Where a line holds the string "with", return that line.

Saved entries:
▼▼▼

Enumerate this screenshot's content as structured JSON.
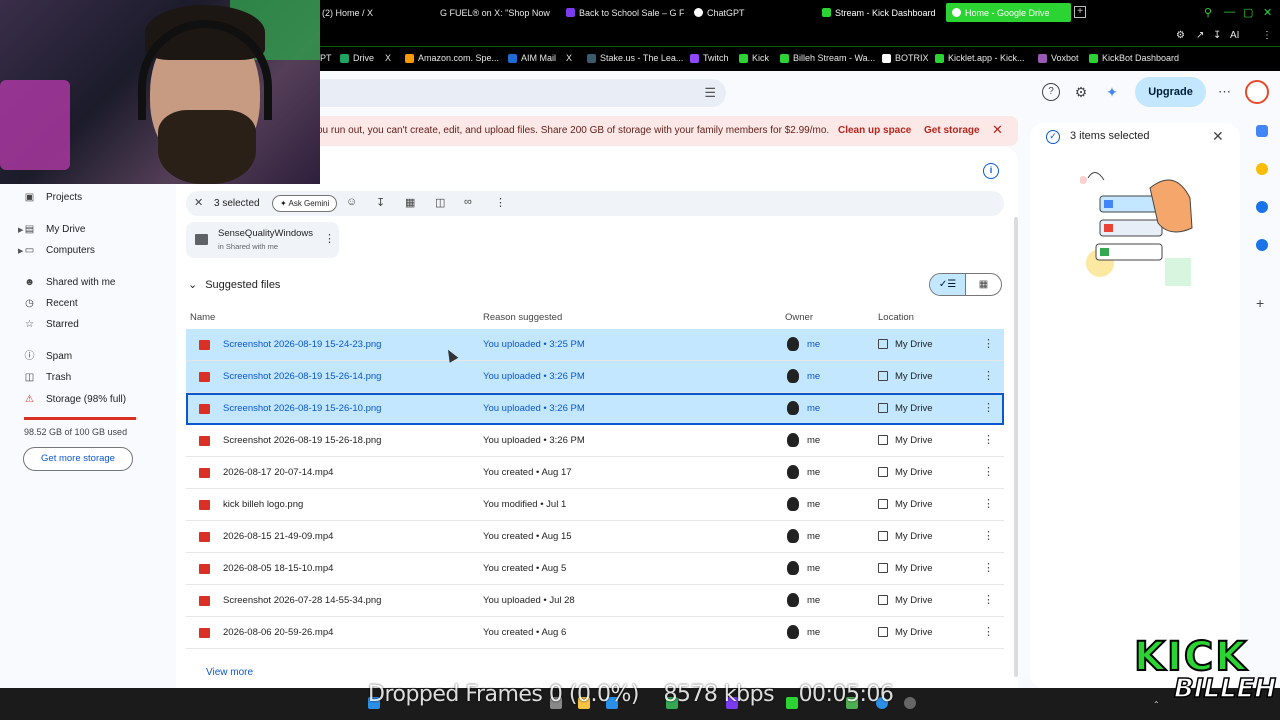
{
  "browser": {
    "tabs": [
      {
        "label": "(2) Home / X",
        "color": "#000000"
      },
      {
        "label": "G FUEL® on X: \"Shop Now",
        "color": "#000000"
      },
      {
        "label": "Back to School Sale – G FU",
        "color": "#7b3cf0"
      },
      {
        "label": "ChatGPT",
        "color": "#ffffff"
      },
      {
        "label": "Stream - Kick Dashboard",
        "color": "#2bd432"
      },
      {
        "label": "Home - Google Drive",
        "color": "#2bd432"
      }
    ],
    "ai_label": "AI",
    "bookmarks": [
      {
        "label": "PT",
        "color": "#888888"
      },
      {
        "label": "Drive",
        "color": "#1fa463"
      },
      {
        "label": "X",
        "color": "#ffffff"
      },
      {
        "label": "Amazon.com. Spe...",
        "color": "#ff9900"
      },
      {
        "label": "AIM Mail",
        "color": "#1e6bd6"
      },
      {
        "label": "X",
        "color": "#ffffff"
      },
      {
        "label": "Stake.us - The Lea...",
        "color": "#1a2c38"
      },
      {
        "label": "Twitch",
        "color": "#9146ff"
      },
      {
        "label": "Kick",
        "color": "#2bd432"
      },
      {
        "label": "Billeh Stream - Wa...",
        "color": "#2bd432"
      },
      {
        "label": "BOTRIX",
        "color": "#ffffff"
      },
      {
        "label": "Kicklet.app - Kick...",
        "color": "#2bd432"
      },
      {
        "label": "Voxbot",
        "color": "#9b59b6"
      },
      {
        "label": "KickBot Dashboard",
        "color": "#2bd432"
      }
    ]
  },
  "header": {
    "upgrade_label": "Upgrade"
  },
  "banner": {
    "message": "ou run out, you can't create, edit, and upload files. Share 200 GB of storage with your family members for $2.99/mo.",
    "cleanup_label": "Clean up space",
    "get_storage_label": "Get storage"
  },
  "sidebar": {
    "items": [
      {
        "label": "Projects",
        "icon": "projects-icon"
      },
      {
        "label": "My Drive",
        "icon": "my-drive-icon"
      },
      {
        "label": "Computers",
        "icon": "computers-icon"
      },
      {
        "label": "Shared with me",
        "icon": "shared-icon"
      },
      {
        "label": "Recent",
        "icon": "clock-icon"
      },
      {
        "label": "Starred",
        "icon": "star-icon"
      },
      {
        "label": "Spam",
        "icon": "spam-icon"
      },
      {
        "label": "Trash",
        "icon": "trash-icon"
      },
      {
        "label": "Storage (98% full)",
        "icon": "warning-icon"
      }
    ],
    "storage_used_fraction": 0.985,
    "storage_text": "98.52 GB of 100 GB used",
    "get_more_label": "Get more storage"
  },
  "selection": {
    "count_label": "3 selected",
    "ask_gemini_label": "Ask Gemini"
  },
  "folder": {
    "name": "SenseQualityWindows",
    "subtitle": "in Shared with me"
  },
  "suggested": {
    "heading": "Suggested files",
    "columns": [
      "Name",
      "Reason suggested",
      "Owner",
      "Location"
    ],
    "rows": [
      {
        "name": "Screenshot 2026-08-19 15-24-23.png",
        "reason": "You uploaded • 3:25 PM",
        "owner": "me",
        "location": "My Drive",
        "selected": true
      },
      {
        "name": "Screenshot 2026-08-19 15-26-14.png",
        "reason": "You uploaded • 3:26 PM",
        "owner": "me",
        "location": "My Drive",
        "selected": true
      },
      {
        "name": "Screenshot 2026-08-19 15-26-10.png",
        "reason": "You uploaded • 3:26 PM",
        "owner": "me",
        "location": "My Drive",
        "selected": true
      },
      {
        "name": "Screenshot 2026-08-19 15-26-18.png",
        "reason": "You uploaded • 3:26 PM",
        "owner": "me",
        "location": "My Drive",
        "selected": false
      },
      {
        "name": "2026-08-17 20-07-14.mp4",
        "reason": "You created • Aug 17",
        "owner": "me",
        "location": "My Drive",
        "selected": false
      },
      {
        "name": "kick billeh logo.png",
        "reason": "You modified • Jul 1",
        "owner": "me",
        "location": "My Drive",
        "selected": false
      },
      {
        "name": "2026-08-15 21-49-09.mp4",
        "reason": "You created • Aug 15",
        "owner": "me",
        "location": "My Drive",
        "selected": false
      },
      {
        "name": "2026-08-05 18-15-10.mp4",
        "reason": "You created • Aug 5",
        "owner": "me",
        "location": "My Drive",
        "selected": false
      },
      {
        "name": "Screenshot 2026-07-28 14-55-34.png",
        "reason": "You uploaded • Jul 28",
        "owner": "me",
        "location": "My Drive",
        "selected": false
      },
      {
        "name": "2026-08-06 20-59-26.mp4",
        "reason": "You created • Aug 6",
        "owner": "me",
        "location": "My Drive",
        "selected": false
      }
    ],
    "view_more_label": "View more"
  },
  "details_panel": {
    "title": "3 items selected"
  },
  "stream_overlay": {
    "dropped_frames": "Dropped Frames 0 (0.0%)",
    "bitrate": "8578 kbps",
    "duration": "00:05:06",
    "logo_top": "KICK",
    "logo_bottom": "BILLEH"
  }
}
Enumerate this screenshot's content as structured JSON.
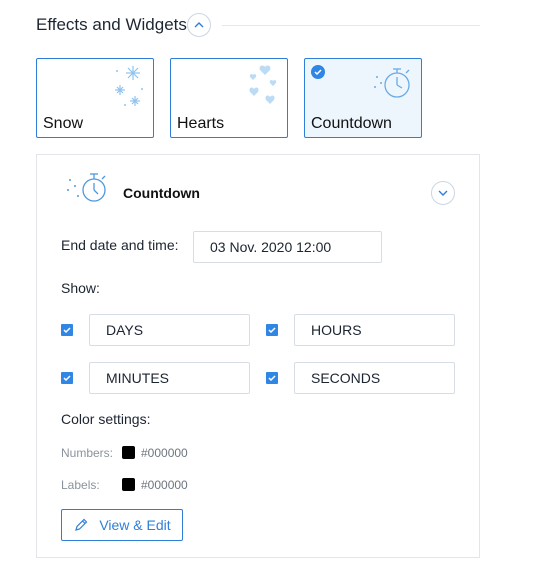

▲▲▲

OUTPUT BELOW:
    "message": "ou run out, you can't create, edit, and upload files. Share 200 GB of storage with your family members for $2.99/mo.",
        "label": "Shared with me",
    "subtitle": "in Shared with me"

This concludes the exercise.